* [STATED TASK]: Go through the listing and return every line with "values" in it.

Data entries:
╭──

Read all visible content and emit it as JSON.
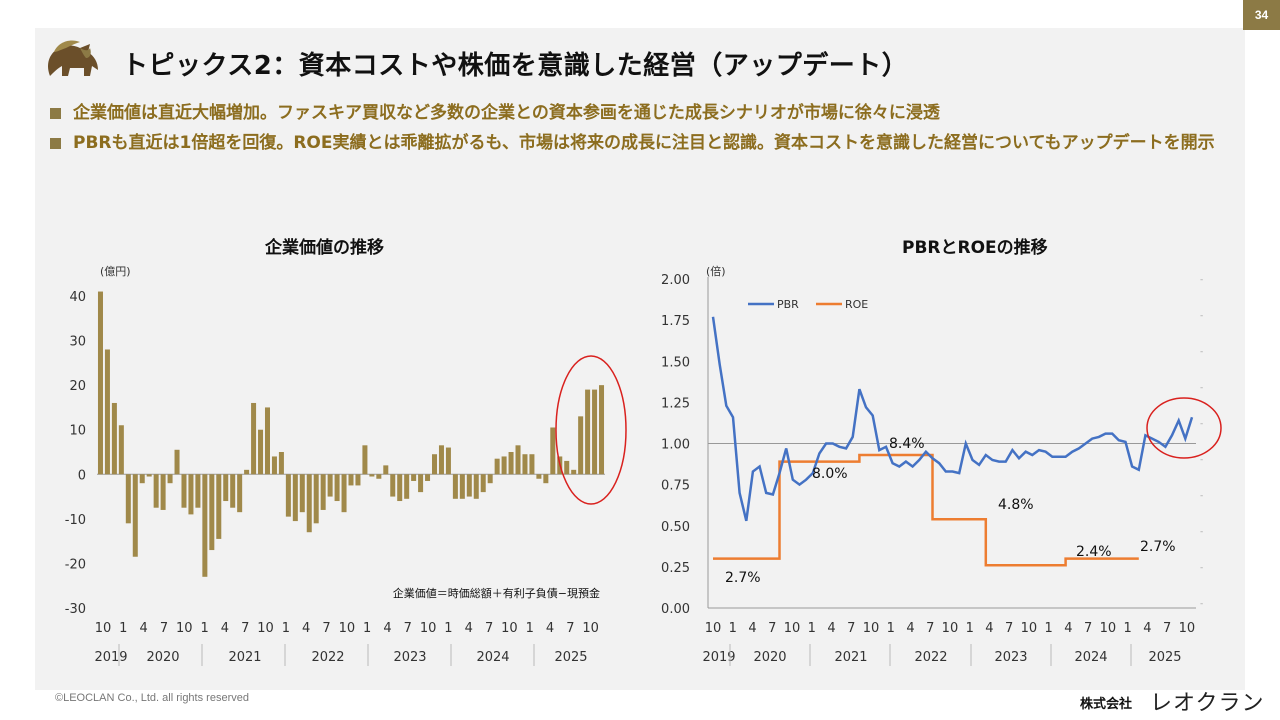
{
  "page_number": "34",
  "title": "トピックス2：資本コストや株価を意識した経営（アップデート）",
  "bullets": [
    "企業価値は直近大幅増加。ファスキア買収など多数の企業との資本参画を通じた成長シナリオが市場に徐々に浸透",
    "PBRも直近は1倍超を回復。ROE実績とは乖離拡がるも、市場は将来の成長に注目と認識。資本コストを意識した経営についてもアップデートを開示"
  ],
  "footer": {
    "copyright": "©LEOCLAN Co., Ltd. all rights reserved",
    "company_prefix": "株式会社",
    "brand": "レオクラン"
  },
  "colors": {
    "bar": "#a0894a",
    "pbr": "#4472c4",
    "roe": "#ed7d31",
    "highlight": "#d9211e",
    "accent": "#8c7a45"
  },
  "chart_data": [
    {
      "type": "bar",
      "title": "企業価値の推移",
      "unit_label": "(億円)",
      "note": "企業価値＝時価総額＋有利子負債−現預金",
      "ylim": [
        -30,
        40
      ],
      "yticks": [
        40,
        30,
        20,
        10,
        0,
        -10,
        -20,
        -30
      ],
      "grid": false,
      "x_tick_labels": [
        "10",
        "1",
        "4",
        "7",
        "10",
        "1",
        "4",
        "7",
        "10",
        "1",
        "4",
        "7",
        "10",
        "1",
        "4",
        "7",
        "10",
        "1",
        "4",
        "7",
        "10",
        "1",
        "4",
        "7",
        "10"
      ],
      "year_labels": [
        "2019",
        "2020",
        "2021",
        "2022",
        "2023",
        "2024",
        "2025"
      ],
      "highlight": "last 4 bars circled",
      "values": [
        41,
        28,
        16,
        11,
        -11,
        -18.5,
        -2,
        -0.5,
        -7.5,
        -8,
        -2,
        5.5,
        -7.5,
        -9,
        -7.5,
        -23,
        -17,
        -14.5,
        -6,
        -7.5,
        -8.5,
        1,
        16,
        10,
        15,
        4,
        5,
        -9.5,
        -10.5,
        -8.5,
        -13,
        -11,
        -8,
        -5,
        -6,
        -8.5,
        -2.5,
        -2.5,
        6.5,
        -0.5,
        -1,
        2,
        -5,
        -6,
        -5.5,
        -1.5,
        -4,
        -1.5,
        4.5,
        6.5,
        6,
        -5.5,
        -5.5,
        -5,
        -5.5,
        -4,
        -2,
        3.5,
        4,
        5,
        6.5,
        4.5,
        4.5,
        -1,
        -2,
        10.5,
        4,
        3,
        1,
        13,
        19,
        19,
        20
      ]
    },
    {
      "type": "line",
      "title": "PBRとROEの推移",
      "unit_label": "(倍)",
      "ylim": [
        0,
        2
      ],
      "yticks": [
        "2.00",
        "1.75",
        "1.50",
        "1.25",
        "1.00",
        "0.75",
        "0.50",
        "0.25",
        "0.00"
      ],
      "reference_line": 1.0,
      "legend_position": "top-left",
      "x_tick_labels": [
        "10",
        "1",
        "4",
        "7",
        "10",
        "1",
        "4",
        "7",
        "10",
        "1",
        "4",
        "7",
        "10",
        "1",
        "4",
        "7",
        "10",
        "1",
        "4",
        "7",
        "10",
        "1",
        "4",
        "7",
        "10"
      ],
      "year_labels": [
        "2019",
        "2020",
        "2021",
        "2022",
        "2023",
        "2024",
        "2025"
      ],
      "highlight": "latest PBR values circled",
      "series": [
        {
          "name": "PBR",
          "values": [
            1.77,
            1.48,
            1.23,
            1.16,
            0.7,
            0.53,
            0.83,
            0.86,
            0.7,
            0.69,
            0.82,
            0.97,
            0.78,
            0.75,
            0.78,
            0.82,
            0.94,
            1.0,
            1.0,
            0.98,
            0.97,
            1.04,
            1.33,
            1.22,
            1.17,
            0.96,
            0.98,
            0.88,
            0.86,
            0.89,
            0.86,
            0.9,
            0.95,
            0.91,
            0.88,
            0.83,
            0.83,
            0.82,
            1.0,
            0.9,
            0.87,
            0.93,
            0.9,
            0.89,
            0.89,
            0.96,
            0.91,
            0.95,
            0.93,
            0.96,
            0.95,
            0.92,
            0.92,
            0.92,
            0.95,
            0.97,
            1.0,
            1.03,
            1.04,
            1.06,
            1.06,
            1.02,
            1.01,
            0.86,
            0.84,
            1.05,
            1.03,
            1.01,
            0.98,
            1.05,
            1.14,
            1.03,
            1.16
          ]
        },
        {
          "name": "ROE",
          "steps": [
            [
              0,
              0.3
            ],
            [
              10,
              0.3
            ],
            [
              10,
              0.89
            ],
            [
              22,
              0.89
            ],
            [
              22,
              0.93
            ],
            [
              33,
              0.93
            ],
            [
              33,
              0.54
            ],
            [
              41,
              0.54
            ],
            [
              41,
              0.26
            ],
            [
              53,
              0.26
            ],
            [
              53,
              0.3
            ],
            [
              64,
              0.3
            ]
          ]
        }
      ],
      "annotations": [
        "2.7%",
        "8.0%",
        "8.4%",
        "4.8%",
        "2.4%",
        "2.7%"
      ]
    }
  ]
}
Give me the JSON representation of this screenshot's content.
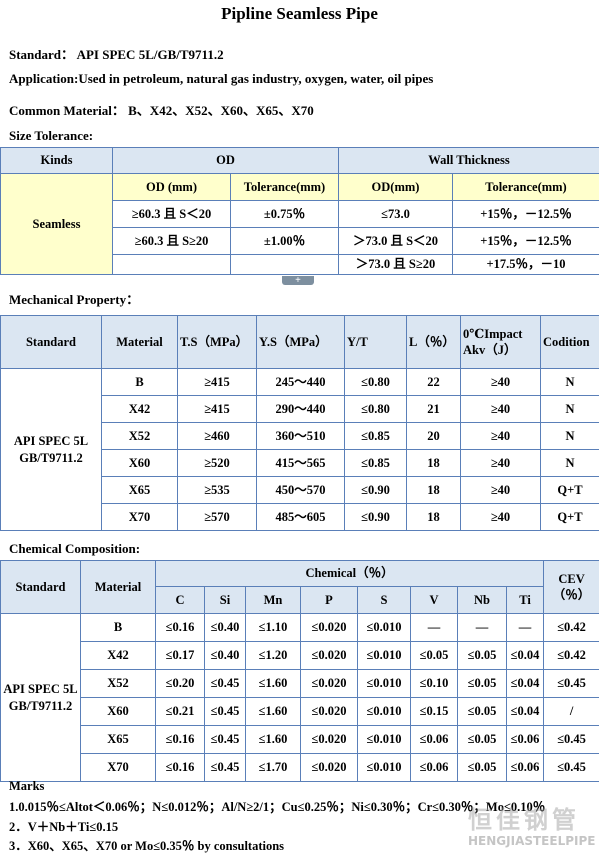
{
  "title": "Pipline Seamless Pipe",
  "info": [
    {
      "label": "Standard：",
      "value": "API SPEC 5L/GB/T9711.2"
    },
    {
      "label": "Application:",
      "value": "Used in petroleum, natural gas industry, oxygen, water, oil pipes"
    },
    {
      "label": "Common Material：",
      "value": "B、X42、X52、X60、X65、X70"
    }
  ],
  "size_tolerance": {
    "heading": "Size Tolerance:",
    "header": [
      "Kinds",
      "OD",
      "Wall Thickness"
    ],
    "subheader": [
      "OD (mm)",
      "Tolerance(mm)",
      "OD(mm)",
      "Tolerance(mm)"
    ],
    "kind": "Seamless",
    "rows": [
      [
        "≥60.3 且 S＜20",
        "±0.75％",
        "≤73.0",
        "+15％，－12.5％"
      ],
      [
        "≥60.3 且 S≥20",
        "±1.00％",
        "＞73.0 且 S＜20",
        "+15％，－12.5％"
      ],
      [
        null,
        null,
        "＞73.0 且 S≥20",
        "+17.5％，－10"
      ]
    ]
  },
  "tab_icon": "+",
  "mechanical": {
    "heading": "Mechanical Property：",
    "header": [
      "Standard",
      "Material",
      "T.S（MPa）",
      "Y.S（MPa）",
      "Y/T",
      "L（％）",
      "0℃Impact Akv（J）",
      "Codition"
    ],
    "standard": "API SPEC 5L GB/T9711.2",
    "rows": [
      [
        "B",
        "≥415",
        "245～440",
        "≤0.80",
        "22",
        "≥40",
        "N"
      ],
      [
        "X42",
        "≥415",
        "290～440",
        "≤0.80",
        "21",
        "≥40",
        "N"
      ],
      [
        "X52",
        "≥460",
        "360～510",
        "≤0.85",
        "20",
        "≥40",
        "N"
      ],
      [
        "X60",
        "≥520",
        "415～565",
        "≤0.85",
        "18",
        "≥40",
        "N"
      ],
      [
        "X65",
        "≥535",
        "450～570",
        "≤0.90",
        "18",
        "≥40",
        "Q+T"
      ],
      [
        "X70",
        "≥570",
        "485～605",
        "≤0.90",
        "18",
        "≥40",
        "Q+T"
      ]
    ]
  },
  "chemical": {
    "heading": "Chemical Composition:",
    "header": [
      "Standard",
      "Material",
      "Chemical（％）",
      "CEV（％）"
    ],
    "elements": [
      "C",
      "Si",
      "Mn",
      "P",
      "S",
      "V",
      "Nb",
      "Ti"
    ],
    "standard": "API SPEC 5L GB/T9711.2",
    "rows": [
      [
        "B",
        "≤0.16",
        "≤0.40",
        "≤1.10",
        "≤0.020",
        "≤0.010",
        "—",
        "—",
        "—",
        "≤0.42"
      ],
      [
        "X42",
        "≤0.17",
        "≤0.40",
        "≤1.20",
        "≤0.020",
        "≤0.010",
        "≤0.05",
        "≤0.05",
        "≤0.04",
        "≤0.42"
      ],
      [
        "X52",
        "≤0.20",
        "≤0.45",
        "≤1.60",
        "≤0.020",
        "≤0.010",
        "≤0.10",
        "≤0.05",
        "≤0.04",
        "≤0.45"
      ],
      [
        "X60",
        "≤0.21",
        "≤0.45",
        "≤1.60",
        "≤0.020",
        "≤0.010",
        "≤0.15",
        "≤0.05",
        "≤0.04",
        "/"
      ],
      [
        "X65",
        "≤0.16",
        "≤0.45",
        "≤1.60",
        "≤0.020",
        "≤0.010",
        "≤0.06",
        "≤0.05",
        "≤0.06",
        "≤0.45"
      ],
      [
        "X70",
        "≤0.16",
        "≤0.45",
        "≤1.70",
        "≤0.020",
        "≤0.010",
        "≤0.06",
        "≤0.05",
        "≤0.06",
        "≤0.45"
      ]
    ]
  },
  "marks": {
    "title": "Marks",
    "items": [
      "1.0.015％≤Altot＜0.06％；N≤0.012％；Al/N≥2/1；Cu≤0.25％；Ni≤0.30％；Cr≤0.30％；Mo≤0.10％",
      "2．V＋Nb＋Ti≤0.15",
      "3．X60、X65、X70 or Mo≤0.35％ by consultations"
    ]
  },
  "watermark": {
    "cn": "恒佳钢管",
    "en": "HENGJIASTEELPIPE"
  }
}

╰──

* [OUTPUT OF THE EXERCISE]:
      "values": [
      "highlight": "latest PBR values circled",
          "values": [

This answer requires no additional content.